→ Provided records
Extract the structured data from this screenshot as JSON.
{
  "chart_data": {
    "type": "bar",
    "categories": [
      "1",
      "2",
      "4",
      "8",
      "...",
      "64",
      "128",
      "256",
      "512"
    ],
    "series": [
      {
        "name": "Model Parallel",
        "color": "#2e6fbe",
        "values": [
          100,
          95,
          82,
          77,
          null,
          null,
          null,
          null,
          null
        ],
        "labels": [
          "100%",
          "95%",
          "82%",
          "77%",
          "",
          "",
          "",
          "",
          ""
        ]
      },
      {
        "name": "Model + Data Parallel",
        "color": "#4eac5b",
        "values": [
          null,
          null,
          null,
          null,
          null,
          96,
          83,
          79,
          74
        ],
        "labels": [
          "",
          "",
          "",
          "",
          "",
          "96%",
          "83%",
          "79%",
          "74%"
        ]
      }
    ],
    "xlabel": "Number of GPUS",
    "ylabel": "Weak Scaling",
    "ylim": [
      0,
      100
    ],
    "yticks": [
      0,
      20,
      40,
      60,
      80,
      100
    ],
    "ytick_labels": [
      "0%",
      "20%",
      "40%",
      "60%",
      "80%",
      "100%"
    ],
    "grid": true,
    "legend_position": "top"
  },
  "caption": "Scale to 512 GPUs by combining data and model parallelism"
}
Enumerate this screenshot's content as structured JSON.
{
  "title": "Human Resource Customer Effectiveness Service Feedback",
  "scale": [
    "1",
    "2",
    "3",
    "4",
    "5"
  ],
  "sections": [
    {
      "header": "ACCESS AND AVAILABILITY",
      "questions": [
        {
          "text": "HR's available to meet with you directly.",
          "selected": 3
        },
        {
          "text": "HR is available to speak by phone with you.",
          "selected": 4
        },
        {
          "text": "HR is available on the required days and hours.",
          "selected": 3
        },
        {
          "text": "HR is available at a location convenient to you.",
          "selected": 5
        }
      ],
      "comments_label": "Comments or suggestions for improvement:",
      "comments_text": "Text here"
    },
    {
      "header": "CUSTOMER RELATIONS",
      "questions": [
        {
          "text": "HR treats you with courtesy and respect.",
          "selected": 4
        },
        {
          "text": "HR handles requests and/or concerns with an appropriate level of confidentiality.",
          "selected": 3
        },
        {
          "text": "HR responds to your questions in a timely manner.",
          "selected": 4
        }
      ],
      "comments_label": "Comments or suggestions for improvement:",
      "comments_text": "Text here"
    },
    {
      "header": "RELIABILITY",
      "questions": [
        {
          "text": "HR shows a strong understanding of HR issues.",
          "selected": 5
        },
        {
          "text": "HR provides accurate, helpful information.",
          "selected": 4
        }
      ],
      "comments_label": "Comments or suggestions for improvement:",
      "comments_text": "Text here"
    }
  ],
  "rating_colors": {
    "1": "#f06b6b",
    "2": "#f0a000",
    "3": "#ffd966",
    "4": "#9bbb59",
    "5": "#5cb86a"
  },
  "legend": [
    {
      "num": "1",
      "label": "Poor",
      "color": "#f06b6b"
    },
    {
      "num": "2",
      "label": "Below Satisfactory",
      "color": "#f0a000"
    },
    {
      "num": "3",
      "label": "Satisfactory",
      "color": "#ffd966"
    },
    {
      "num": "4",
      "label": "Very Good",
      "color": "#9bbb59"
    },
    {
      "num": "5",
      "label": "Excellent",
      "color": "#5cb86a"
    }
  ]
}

→ Given task
What is needed here is an exact reproduction of all the entries.

→ Written solution
Extract the structured data from this screenshot as JSON.
{
  "chart_data": {
    "type": "bar",
    "categories": [
      "1",
      "2",
      "4",
      "8",
      "...",
      "64",
      "128",
      "256",
      "512"
    ],
    "series": [
      {
        "name": "Model Parallel",
        "color": "#2e6fbe",
        "values": [
          100,
          95,
          82,
          77,
          null,
          null,
          null,
          null,
          null
        ],
        "labels": [
          "100%",
          "95%",
          "82%",
          "77%",
          "",
          "",
          "",
          "",
          ""
        ]
      },
      {
        "name": "Model + Data Parallel",
        "color": "#4eac5b",
        "values": [
          null,
          null,
          null,
          null,
          null,
          96,
          83,
          79,
          74
        ],
        "labels": [
          "",
          "",
          "",
          "",
          "",
          "96%",
          "83%",
          "79%",
          "74%"
        ]
      }
    ],
    "xlabel": "Number of GPUS",
    "ylabel": "Weak Scaling",
    "ylim": [
      0,
      100
    ],
    "yticks": [
      0,
      20,
      40,
      60,
      80,
      100
    ],
    "ytick_labels": [
      "0%",
      "20%",
      "40%",
      "60%",
      "80%",
      "100%"
    ],
    "grid": true,
    "legend_position": "top"
  },
  "caption": "Scale to 512 GPUs by combining data and model parallelism"
}
Enumerate this screenshot's content as structured JSON.
{
  "title": "Human Resource Customer Effectiveness Service Feedback",
  "scale": [
    "1",
    "2",
    "3",
    "4",
    "5"
  ],
  "sections": [
    {
      "header": "ACCESS AND AVAILABILITY",
      "questions": [
        {
          "text": "HR's available to meet with you directly.",
          "selected": 3
        },
        {
          "text": "HR is available to speak by phone with you.",
          "selected": 4
        },
        {
          "text": "HR is available on the required days and hours.",
          "selected": 3
        },
        {
          "text": "HR is available at a location convenient to you.",
          "selected": 5
        }
      ],
      "comments_label": "Comments or suggestions for improvement:",
      "comments_text": "Text here"
    },
    {
      "header": "CUSTOMER RELATIONS",
      "questions": [
        {
          "text": "HR treats you with courtesy and respect.",
          "selected": 4
        },
        {
          "text": "HR handles requests and/or concerns with an appropriate level of confidentiality.",
          "selected": 3
        },
        {
          "text": "HR responds to your questions in a timely manner.",
          "selected": 4
        }
      ],
      "comments_label": "Comments or suggestions for improvement:",
      "comments_text": "Text here"
    },
    {
      "header": "RELIABILITY",
      "questions": [
        {
          "text": "HR shows a strong understanding of HR issues.",
          "selected": 5
        },
        {
          "text": "HR provides accurate, helpful information.",
          "selected": 4
        }
      ],
      "comments_label": "Comments or suggestions for improvement:",
      "comments_text": "Text here"
    }
  ],
  "rating_colors": {
    "1": "#f06b6b",
    "2": "#f0a000",
    "3": "#ffd966",
    "4": "#9bbb59",
    "5": "#5cb86a"
  },
  "legend": [
    {
      "num": "1",
      "label": "Poor",
      "color": "#f06b6b"
    },
    {
      "num": "2",
      "label": "Below Satisfactory",
      "color": "#f0a000"
    },
    {
      "num": "3",
      "label": "Satisfactory",
      "color": "#ffd966"
    },
    {
      "num": "4",
      "label": "Very Good",
      "color": "#9bbb59"
    },
    {
      "num": "5",
      "label": "Excellent",
      "color": "#5cb86a"
    }
  ]
}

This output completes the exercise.